# Instruction
Leave out every picture, then transcribe the rest of the listing exactly.
════════════════
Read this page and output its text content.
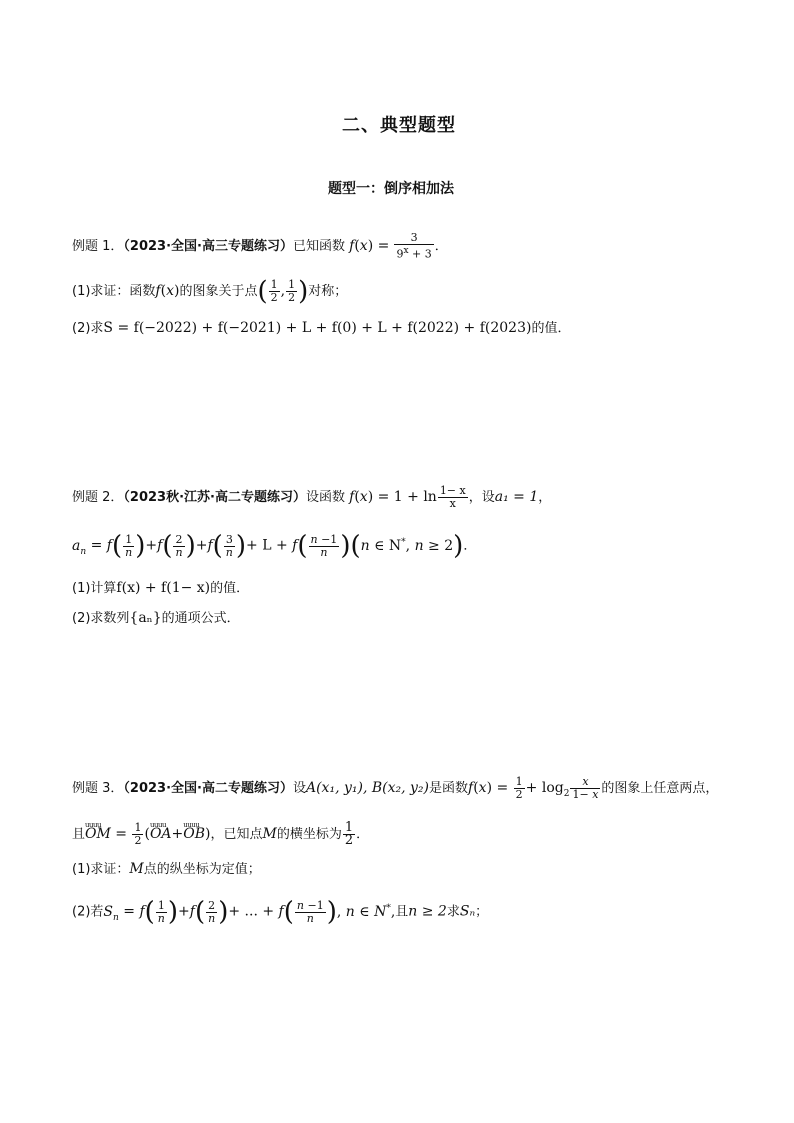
二、典型题型
题型一：倒序相加法
例题 1．（2023·全国·高三专题练习）已知函数 $f(x) = \frac{3}{9^x + 3}$ ．
(1)求证：函数f(x)的图象关于点( $\frac{1}{2}$ , $\frac{1}{2}$ )对称；
(2)求S = f(−2022) + f(−2021) + L + f(0) + L + f(2022) + f(2023)的值．
例题 2．（2023秋·江苏·高二专题练习）设函数 $f(x) = 1 + \ln \frac{1- x}{x}$ ，设a₁ = 1，
$a_n = f( \frac{1}{n} )+f( \frac{2}{n} )+f( \frac{3}{n}$ )+ $L + f( \frac{n -1}{n} )(n$ ∈ N*, n ≥ 2)．
(1)计算f(x) + f(1− x)的值．
(2)求数列{aₙ}的通项公式．
例题 3．（2023·全国·高二专题练习）设A(x₁, y₁), B(x₂, y₂)是函数$f(x) = \frac{1}{2} + \log_2 \frac{x}{1- x}$ 的图象上任意两点，
且uuuu OM = $\frac{1}{2}$ (uuuu OA+uuuu OB)，已知点M的横坐标为 $\frac{1}{2}$ ．
(1)求证：M点的纵坐标为定值；
(2)若$S_n = f( \frac{1}{n} )+f( \frac{2}{n}$ )+ ... + $f( \frac{n -1}{n}$ ), n ∈ N*,且n ≥ 2求Sₙ；
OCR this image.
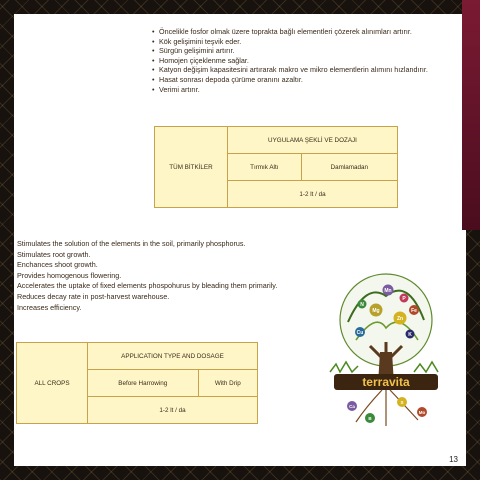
• Öncelikle fosfor olmak üzere toprakta bağlı elementleri çözerek alınımları artırır.
• Kök gelişimini teşvik eder.
• Sürgün gelişimini artırır.
• Homojen çiçeklenme sağlar.
• Katyon değişim kapasitesini artırarak makro ve mikro elementlerin alımını hızlandırır.
• Hasat sonrası depoda çürüme oranını azaltır.
• Verimi artırır.
TÜM BİTKİLER	UYGULAMA ŞEKLİ VE DOZAJI	
	Tırmık Altı	Damlamadan
	1-2 lt / da	
• Stimulates the solution of the elements in the soil, primarily phosphorus.
• Stimulates root growth.
• Enchances shoot growth.
• Provides homogenous flowering.
• Accelerates the uptake of fixed elements phospohurus by bleading them primarily.
• Reduces decay rate in post-harvest warehouse.
• Increases efficiency.
ALL CROPS	APPLICATION TYPE AND DOSAGE	
	Before Harrowing	With Drip
	1-2 lt / da	
Mn
Mg
Zn
Fe
Cu
N
P
K
terravita
Ca
B
S
Mo
13
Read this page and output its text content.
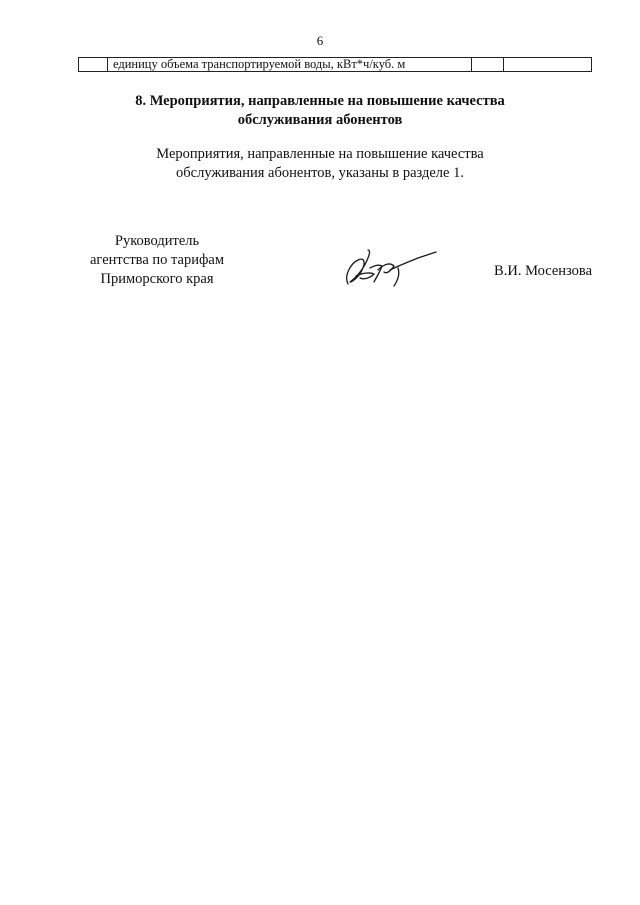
6
единицу объема транспортируемой воды, кВт*ч/куб. м
8. Мероприятия, направленные на повышение качества
обслуживания абонентов
Мероприятия, направленные на повышение качества
обслуживания абонентов, указаны в разделе 1.
Руководитель
агентства по тарифам
Приморского края	В.И. Мосензова
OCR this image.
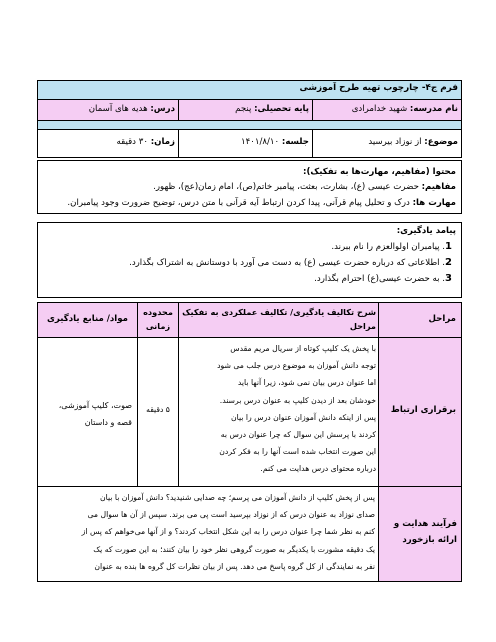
فرم ج۴- چارچوب تهیه طرح آموزشی
نام مدرسه: شهید خدامرادی
پایه تحصیلی: پنجم
درس: هدیه های آسمان
موضوع: از نوزاد بیرسید
جلسه: ۱۴۰۱/۸/۱۰
زمان: ۳۰ دقیقه
محتوا (مفاهیم، مهارت‌ها به تفکیک):
مفاهیم: حضرت عیسی (ع)، بشارت، بعثت، پیامبر خاتم(ص)، امام زمان(عج)، ظهور.
مهارت ها: درک و تحلیل پیام قرآنی، پیدا کردن ارتباط آیه قرآنی با متن درس، توضیح ضرورت وجود پیامبران.
پیامد یادگیری:
1. پیامبران اولوالعزم را نام ببرند.
2. اطلاعاتی که درباره حضرت عیسی (ع) به دست می آورد با دوستانش به اشتراک بگذارد.
3. به حضرت عیسی(ع) احترام بگذارد.
مراحل
شرح تکالیف یادگیری/ تکالیف عملکردی به تفکیک مراحل
محدوده زمانی
مواد/ منابع یادگیری
برقراری ارتباط
۵ دقیقه
صوت، کلیپ آموزشی، قصه و داستان
با پخش یک کلیپ کوتاه از سریال مریم مقدس
توجه دانش آموزان به موضوع درس جلب می شود
اما عنوان درس بیان نمی شود، زیرا آنها باید
خودشان بعد از دیدن کلیپ به عنوان درس برسند.
پس از اینکه دانش آموزان عنوان درس را بیان
کردند با پرسش این سوال که چرا عنوان درس به
این صورت انتخاب شده است آنها را به فکر کردن
درباره محتوای درس هدایت می کنم.
فرآیند هدایت و ارائه بازخورد
پس از پخش کلیپ از دانش آموزان می پرسم؛ چه صدایی شنیدید؟ دانش آموزان با بیان
صدای نوزاد به عنوان درس که از نوزاد بپرسید است پی می برند. سپس از آن ها سوال می
کنم به نظر شما چرا عنوان درس را به این شکل انتخاب کردند؟ و از آنها می‌خواهم که پس از
یک دقیقه مشورت با یکدیگر به صورت گروهی نظر خود را بیان کنند؛ به این صورت که یک
نفر به نمایندگی از کل گروه پاسخ می دهد. پس از بیان نظرات کل گروه ها بنده به عنوان
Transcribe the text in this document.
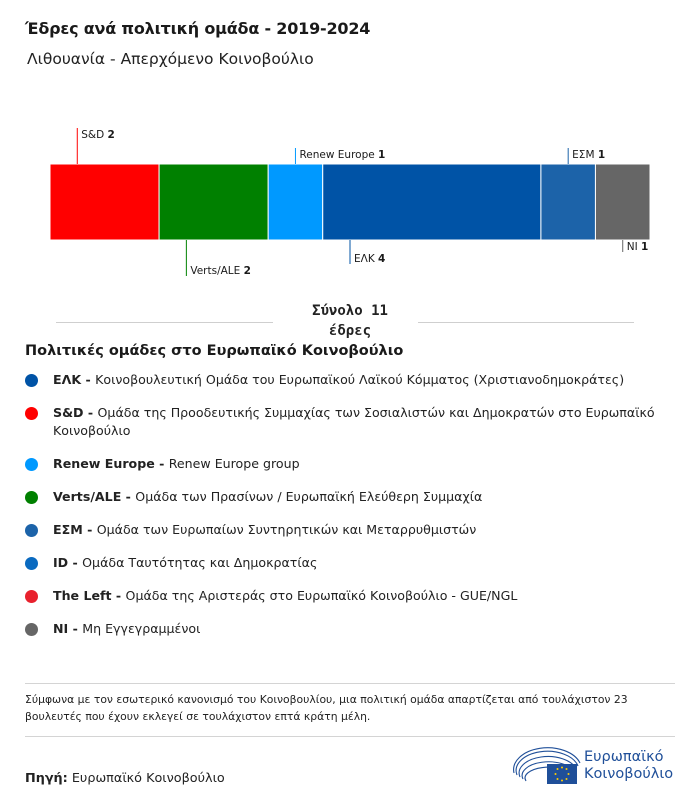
Έδρες ανά πολιτική ομάδα - 2019-2024
Λιθουανία - Απερχόμενο Κοινοβούλιο
S&D 2
Verts/ALE 2
Renew Europe 1
ΕΛΚ 4
ΕΣΜ 1
NI 1
Σύνολο 11
έδρες
Πολιτικές ομάδες στο Ευρωπαϊκό Κοινοβούλιο
ΕΛΚ - Κοινοβουλευτική Ομάδα του Ευρωπαϊκού Λαϊκού Κόμματος (Χριστιανοδημοκράτες)
S&D - Ομάδα της Προοδευτικής Συμμαχίας των Σοσιαλιστών και Δημοκρατών στο Ευρωπαϊκό Κοινοβούλιο
Renew Europe - Renew Europe group
Verts/ALE - Ομάδα των Πρασίνων / Ευρωπαϊκή Ελεύθερη Συμμαχία
ΕΣΜ - Ομάδα των Ευρωπαίων Συντηρητικών και Μεταρρυθμιστών
ID - Ομάδα Ταυτότητας και Δημοκρατίας
The Left - Ομάδα της Αριστεράς στο Ευρωπαϊκό Κοινοβούλιο - GUE/NGL
NI - Μη Εγγεγραμμένοι
Σύμφωνα με τον εσωτερικό κανονισμό του Κοινοβουλίου, μια πολιτική ομάδα απαρτίζεται από τουλάχιστον 23 βουλευτές που έχουν εκλεγεί σε τουλάχιστον επτά κράτη μέλη.
Πηγή: Ευρωπαϊκό Κοινοβούλιο
Ευρωπαϊκό
Κοινοβούλιο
════════════════
# Response for this exercise
Read this page and output its text content.
二、典型题型
题型一：倒序相加法
例题 1．（2023·全国·高三专题练习）已知函数 $f(x) = \frac{3}{9^x + 3}$ ．
(1)求证：函数f(x)的图象关于点( $\frac{1}{2}$ , $\frac{1}{2}$ )对称；
(2)求S = f(−2022) + f(−2021) + L + f(0) + L + f(2022) + f(2023)的值．
例题 2．（2023秋·江苏·高二专题练习）设函数 $f(x) = 1 + \ln \frac{1- x}{x}$ ，设a₁ = 1，
$a_n = f( \frac{1}{n} )+f( \frac{2}{n} )+f( \frac{3}{n}$ )+ $L + f( \frac{n -1}{n} )(n$ ∈ N*, n ≥ 2)．
(1)计算f(x) + f(1− x)的值．
(2)求数列{aₙ}的通项公式．
例题 3．（2023·全国·高二专题练习）设A(x₁, y₁), B(x₂, y₂)是函数$f(x) = \frac{1}{2} + \log_2 \frac{x}{1- x}$ 的图象上任意两点，
且uuuu OM = $\frac{1}{2}$ (uuuu OA+uuuu OB)，已知点M的横坐标为 $\frac{1}{2}$ ．
(1)求证：M点的纵坐标为定值；
(2)若$S_n = f( \frac{1}{n} )+f( \frac{2}{n}$ )+ ... + $f( \frac{n -1}{n}$ ), n ∈ N*,且n ≥ 2求Sₙ；
OCR this image.
• Öncelikle fosfor olmak üzere toprakta bağlı elementleri çözerek alınımları artırır.
• Kök gelişimini teşvik eder.
• Sürgün gelişimini artırır.
• Homojen çiçeklenme sağlar.
• Katyon değişim kapasitesini artırarak makro ve mikro elementlerin alımını hızlandırır.
• Hasat sonrası depoda çürüme oranını azaltır.
• Verimi artırır.
TÜM BİTKİLER	UYGULAMA ŞEKLİ VE DOZAJI	
	Tırmık Altı	Damlamadan
	1-2 lt / da	
• Stimulates the solution of the elements in the soil, primarily phosphorus.
• Stimulates root growth.
• Enchances shoot growth.
• Provides homogenous flowering.
• Accelerates the uptake of fixed elements phospohurus by bleading them primarily.
• Reduces decay rate in post-harvest warehouse.
• Increases efficiency.
ALL CROPS	APPLICATION TYPE AND DOSAGE	
	Before Harrowing	With Drip
	1-2 lt / da	
Mn
Mg
Zn
Fe
Cu
N
P
K
terravita
Ca
B
S
Mo
13
Read this page and output its text content.
6
единицу объема транспортируемой воды, кВт*ч/куб. м
8. Мероприятия, направленные на повышение качества
обслуживания абонентов
Мероприятия, направленные на повышение качества
обслуживания абонентов, указаны в разделе 1.
Руководитель
агентства по тарифам
Приморского края	В.И. Мосензова
OCR this image.
فرم ج۴- چارچوب تهیه طرح آموزشی
نام مدرسه: شهید خدامرادی
پایه تحصیلی: پنجم
درس: هدیه های آسمان
موضوع: از نوزاد بیرسید
جلسه: ۱۴۰۱/۸/۱۰
زمان: ۳۰ دقیقه
محتوا (مفاهیم، مهارت‌ها به تفکیک):
مفاهیم: حضرت عیسی (ع)، بشارت، بعثت، پیامبر خاتم(ص)، امام زمان(عج)، ظهور.
مهارت ها: درک و تحلیل پیام قرآنی، پیدا کردن ارتباط آیه قرآنی با متن درس، توضیح ضرورت وجود پیامبران.
پیامد یادگیری:
1. پیامبران اولوالعزم را نام ببرند.
2. اطلاعاتی که درباره حضرت عیسی (ع) به دست می آورد با دوستانش به اشتراک بگذارد.
3. به حضرت عیسی(ع) احترام بگذارد.
مراحل
شرح تکالیف یادگیری/ تکالیف عملکردی به تفکیک مراحل
محدوده زمانی
مواد/ منابع یادگیری
برقراری ارتباط
۵ دقیقه
صوت، کلیپ آموزشی، قصه و داستان
با پخش یک کلیپ کوتاه از سریال مریم مقدس
توجه دانش آموزان به موضوع درس جلب می شود
اما عنوان درس بیان نمی شود، زیرا آنها باید
خودشان بعد از دیدن کلیپ به عنوان درس برسند.
پس از اینکه دانش آموزان عنوان درس را بیان
کردند با پرسش این سوال که چرا عنوان درس به
این صورت انتخاب شده است آنها را به فکر کردن
درباره محتوای درس هدایت می کنم.
فرآیند هدایت و ارائه بازخورد
پس از پخش کلیپ از دانش آموزان می پرسم؛ چه صدایی شنیدید؟ دانش آموزان با بیان
صدای نوزاد به عنوان درس که از نوزاد بپرسید است پی می برند. سپس از آن ها سوال می
کنم به نظر شما چرا عنوان درس را به این شکل انتخاب کردند؟ و از آنها می‌خواهم که پس از
یک دقیقه مشورت با یکدیگر به صورت گروهی نظر خود را بیان کنند؛ به این صورت که یک
نفر به نمایندگی از کل گروه پاسخ می دهد. پس از بیان نظرات کل گروه ها بنده به عنوان
Transcribe the text in this document.
Έδρες ανά πολιτική ομάδα - 2019-2024
Λιθουανία - Απερχόμενο Κοινοβούλιο
S&D 2
Verts/ALE 2
Renew Europe 1
ΕΛΚ 4
ΕΣΜ 1
NI 1
Σύνολο 11
έδρες
Πολιτικές ομάδες στο Ευρωπαϊκό Κοινοβούλιο
ΕΛΚ - Κοινοβουλευτική Ομάδα του Ευρωπαϊκού Λαϊκού Κόμματος (Χριστιανοδημοκράτες)
S&D - Ομάδα της Προοδευτικής Συμμαχίας των Σοσιαλιστών και Δημοκρατών στο Ευρωπαϊκό Κοινοβούλιο
Renew Europe - Renew Europe group
Verts/ALE - Ομάδα των Πρασίνων / Ευρωπαϊκή Ελεύθερη Συμμαχία
ΕΣΜ - Ομάδα των Ευρωπαίων Συντηρητικών και Μεταρρυθμιστών
ID - Ομάδα Ταυτότητας και Δημοκρατίας
The Left - Ομάδα της Αριστεράς στο Ευρωπαϊκό Κοινοβούλιο - GUE/NGL
NI - Μη Εγγεγραμμένοι
Σύμφωνα με τον εσωτερικό κανονισμό του Κοινοβουλίου, μια πολιτική ομάδα απαρτίζεται από τουλάχιστον 23 βουλευτές που έχουν εκλεγεί σε τουλάχιστον επτά κράτη μέλη.
Πηγή: Ευρωπαϊκό Κοινοβούλιο
Ευρωπαϊκό
Κοινοβούλιο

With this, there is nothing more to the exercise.